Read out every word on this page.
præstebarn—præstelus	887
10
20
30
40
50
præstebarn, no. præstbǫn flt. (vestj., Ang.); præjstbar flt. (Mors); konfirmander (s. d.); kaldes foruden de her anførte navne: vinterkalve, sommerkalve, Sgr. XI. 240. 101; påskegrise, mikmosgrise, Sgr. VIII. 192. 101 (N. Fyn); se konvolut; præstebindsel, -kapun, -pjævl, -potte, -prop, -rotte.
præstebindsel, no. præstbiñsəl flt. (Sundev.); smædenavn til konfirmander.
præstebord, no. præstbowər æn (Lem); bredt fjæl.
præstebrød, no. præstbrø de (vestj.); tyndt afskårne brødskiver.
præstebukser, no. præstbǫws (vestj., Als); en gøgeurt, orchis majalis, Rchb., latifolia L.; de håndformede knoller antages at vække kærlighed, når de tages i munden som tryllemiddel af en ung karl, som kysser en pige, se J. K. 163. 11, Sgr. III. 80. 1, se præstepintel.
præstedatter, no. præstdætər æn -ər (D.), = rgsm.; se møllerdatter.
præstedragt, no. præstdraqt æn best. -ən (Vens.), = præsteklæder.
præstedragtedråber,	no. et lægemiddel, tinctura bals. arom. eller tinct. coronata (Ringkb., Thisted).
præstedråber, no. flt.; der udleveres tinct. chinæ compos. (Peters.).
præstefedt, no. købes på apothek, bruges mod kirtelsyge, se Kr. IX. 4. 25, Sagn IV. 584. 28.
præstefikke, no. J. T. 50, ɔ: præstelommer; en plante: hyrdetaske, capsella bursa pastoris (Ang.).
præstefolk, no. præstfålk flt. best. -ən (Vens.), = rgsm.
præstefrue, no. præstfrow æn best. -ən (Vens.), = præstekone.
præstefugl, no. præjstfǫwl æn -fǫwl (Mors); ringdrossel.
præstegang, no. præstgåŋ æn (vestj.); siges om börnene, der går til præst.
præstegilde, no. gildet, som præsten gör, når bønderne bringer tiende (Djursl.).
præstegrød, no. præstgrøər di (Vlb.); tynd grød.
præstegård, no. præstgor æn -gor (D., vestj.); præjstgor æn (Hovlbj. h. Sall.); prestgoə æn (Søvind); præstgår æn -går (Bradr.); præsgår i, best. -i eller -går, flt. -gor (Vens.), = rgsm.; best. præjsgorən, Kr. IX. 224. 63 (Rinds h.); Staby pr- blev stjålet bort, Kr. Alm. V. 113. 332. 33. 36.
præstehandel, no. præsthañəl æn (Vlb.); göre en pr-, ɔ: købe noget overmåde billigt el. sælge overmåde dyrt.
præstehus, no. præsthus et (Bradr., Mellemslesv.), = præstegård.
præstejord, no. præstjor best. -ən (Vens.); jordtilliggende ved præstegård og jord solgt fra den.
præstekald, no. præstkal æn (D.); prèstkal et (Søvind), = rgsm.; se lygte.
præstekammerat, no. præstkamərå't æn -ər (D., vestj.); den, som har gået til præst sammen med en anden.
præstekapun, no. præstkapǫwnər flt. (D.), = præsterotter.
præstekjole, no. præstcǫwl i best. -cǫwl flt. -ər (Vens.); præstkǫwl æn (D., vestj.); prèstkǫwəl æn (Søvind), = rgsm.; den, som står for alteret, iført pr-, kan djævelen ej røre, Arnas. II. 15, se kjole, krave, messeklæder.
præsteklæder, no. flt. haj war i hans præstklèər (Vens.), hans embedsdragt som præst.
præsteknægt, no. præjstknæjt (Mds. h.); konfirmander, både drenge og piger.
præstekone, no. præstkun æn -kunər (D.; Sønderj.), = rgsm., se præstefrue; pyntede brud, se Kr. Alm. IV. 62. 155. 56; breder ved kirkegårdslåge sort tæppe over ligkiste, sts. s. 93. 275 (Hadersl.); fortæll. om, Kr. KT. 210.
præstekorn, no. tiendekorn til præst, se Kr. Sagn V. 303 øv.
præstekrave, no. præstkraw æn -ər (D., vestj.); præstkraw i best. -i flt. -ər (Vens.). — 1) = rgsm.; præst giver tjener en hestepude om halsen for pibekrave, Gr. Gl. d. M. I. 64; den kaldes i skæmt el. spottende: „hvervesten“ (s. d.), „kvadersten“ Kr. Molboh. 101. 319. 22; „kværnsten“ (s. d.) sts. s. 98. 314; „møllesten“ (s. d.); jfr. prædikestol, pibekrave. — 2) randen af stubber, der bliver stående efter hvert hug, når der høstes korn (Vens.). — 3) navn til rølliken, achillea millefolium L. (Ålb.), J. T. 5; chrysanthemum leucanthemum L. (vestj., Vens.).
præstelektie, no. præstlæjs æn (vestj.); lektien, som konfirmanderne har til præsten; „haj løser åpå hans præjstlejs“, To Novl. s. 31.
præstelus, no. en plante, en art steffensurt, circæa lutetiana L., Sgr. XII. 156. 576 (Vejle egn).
++++++++
• _SHORT TASK_:
Reproduce all data above, unchanged.

• _FULL OUTPUT_:
Read out every word on this page.
præstebarn—præstelus	887
10
20
30
40
50
præstebarn, no. præstbǫn flt. (vestj., Ang.); præjstbar flt. (Mors); konfirmander (s. d.); kaldes foruden de her anførte navne: vinterkalve, sommerkalve, Sgr. XI. 240. 101; påskegrise, mikmosgrise, Sgr. VIII. 192. 101 (N. Fyn); se konvolut; præstebindsel, -kapun, -pjævl, -potte, -prop, -rotte.
præstebindsel, no. præstbiñsəl flt. (Sundev.); smædenavn til konfirmander.
præstebord, no. præstbowər æn (Lem); bredt fjæl.
præstebrød, no. præstbrø de (vestj.); tyndt afskårne brødskiver.
præstebukser, no. præstbǫws (vestj., Als); en gøgeurt, orchis majalis, Rchb., latifolia L.; de håndformede knoller antages at vække kærlighed, når de tages i munden som tryllemiddel af en ung karl, som kysser en pige, se J. K. 163. 11, Sgr. III. 80. 1, se præstepintel.
præstedatter, no. præstdætər æn -ər (D.), = rgsm.; se møllerdatter.
præstedragt, no. præstdraqt æn best. -ən (Vens.), = præsteklæder.
præstedragtedråber,	no. et lægemiddel, tinctura bals. arom. eller tinct. coronata (Ringkb., Thisted).
præstedråber, no. flt.; der udleveres tinct. chinæ compos. (Peters.).
præstefedt, no. købes på apothek, bruges mod kirtelsyge, se Kr. IX. 4. 25, Sagn IV. 584. 28.
præstefikke, no. J. T. 50, ɔ: præstelommer; en plante: hyrdetaske, capsella bursa pastoris (Ang.).
præstefolk, no. præstfålk flt. best. -ən (Vens.), = rgsm.
præstefrue, no. præstfrow æn best. -ən (Vens.), = præstekone.
præstefugl, no. præjstfǫwl æn -fǫwl (Mors); ringdrossel.
præstegang, no. præstgåŋ æn (vestj.); siges om börnene, der går til præst.
præstegilde, no. gildet, som præsten gör, når bønderne bringer tiende (Djursl.).
præstegrød, no. præstgrøər di (Vlb.); tynd grød.
præstegård, no. præstgor æn -gor (D., vestj.); præjstgor æn (Hovlbj. h. Sall.); prestgoə æn (Søvind); præstgår æn -går (Bradr.); præsgår i, best. -i eller -går, flt. -gor (Vens.), = rgsm.; best. præjsgorən, Kr. IX. 224. 63 (Rinds h.); Staby pr- blev stjålet bort, Kr. Alm. V. 113. 332. 33. 36.
præstehandel, no. præsthañəl æn (Vlb.); göre en pr-, ɔ: købe noget overmåde billigt el. sælge overmåde dyrt.
præstehus, no. præsthus et (Bradr., Mellemslesv.), = præstegård.
præstejord, no. præstjor best. -ən (Vens.); jordtilliggende ved præstegård og jord solgt fra den.
præstekald, no. præstkal æn (D.); prèstkal et (Søvind), = rgsm.; se lygte.
præstekammerat, no. præstkamərå't æn -ər (D., vestj.); den, som har gået til præst sammen med en anden.
præstekapun, no. præstkapǫwnər flt. (D.), = præsterotter.
præstekjole, no. præstcǫwl i best. -cǫwl flt. -ər (Vens.); præstkǫwl æn (D., vestj.); prèstkǫwəl æn (Søvind), = rgsm.; den, som står for alteret, iført pr-, kan djævelen ej røre, Arnas. II. 15, se kjole, krave, messeklæder.
præsteklæder, no. flt. haj war i hans præstklèər (Vens.), hans embedsdragt som præst.
præsteknægt, no. præjstknæjt (Mds. h.); konfirmander, både drenge og piger.
præstekone, no. præstkun æn -kunər (D.; Sønderj.), = rgsm., se præstefrue; pyntede brud, se Kr. Alm. IV. 62. 155. 56; breder ved kirkegårdslåge sort tæppe over ligkiste, sts. s. 93. 275 (Hadersl.); fortæll. om, Kr. KT. 210.
præstekorn, no. tiendekorn til præst, se Kr. Sagn V. 303 øv.
præstekrave, no. præstkraw æn -ər (D., vestj.); præstkraw i best. -i flt. -ər (Vens.). — 1) = rgsm.; præst giver tjener en hestepude om halsen for pibekrave, Gr. Gl. d. M. I. 64; den kaldes i skæmt el. spottende: „hvervesten“ (s. d.), „kvadersten“ Kr. Molboh. 101. 319. 22; „kværnsten“ (s. d.) sts. s. 98. 314; „møllesten“ (s. d.); jfr. prædikestol, pibekrave. — 2) randen af stubber, der bliver stående efter hvert hug, når der høstes korn (Vens.). — 3) navn til rølliken, achillea millefolium L. (Ålb.), J. T. 5; chrysanthemum leucanthemum L. (vestj., Vens.).
præstelektie, no. præstlæjs æn (vestj.); lektien, som konfirmanderne har til præsten; „haj løser åpå hans præjstlejs“, To Novl. s. 31.
præstelus, no. en plante, en art steffensurt, circæa lutetiana L., Sgr. XII. 156. 576 (Vejle egn).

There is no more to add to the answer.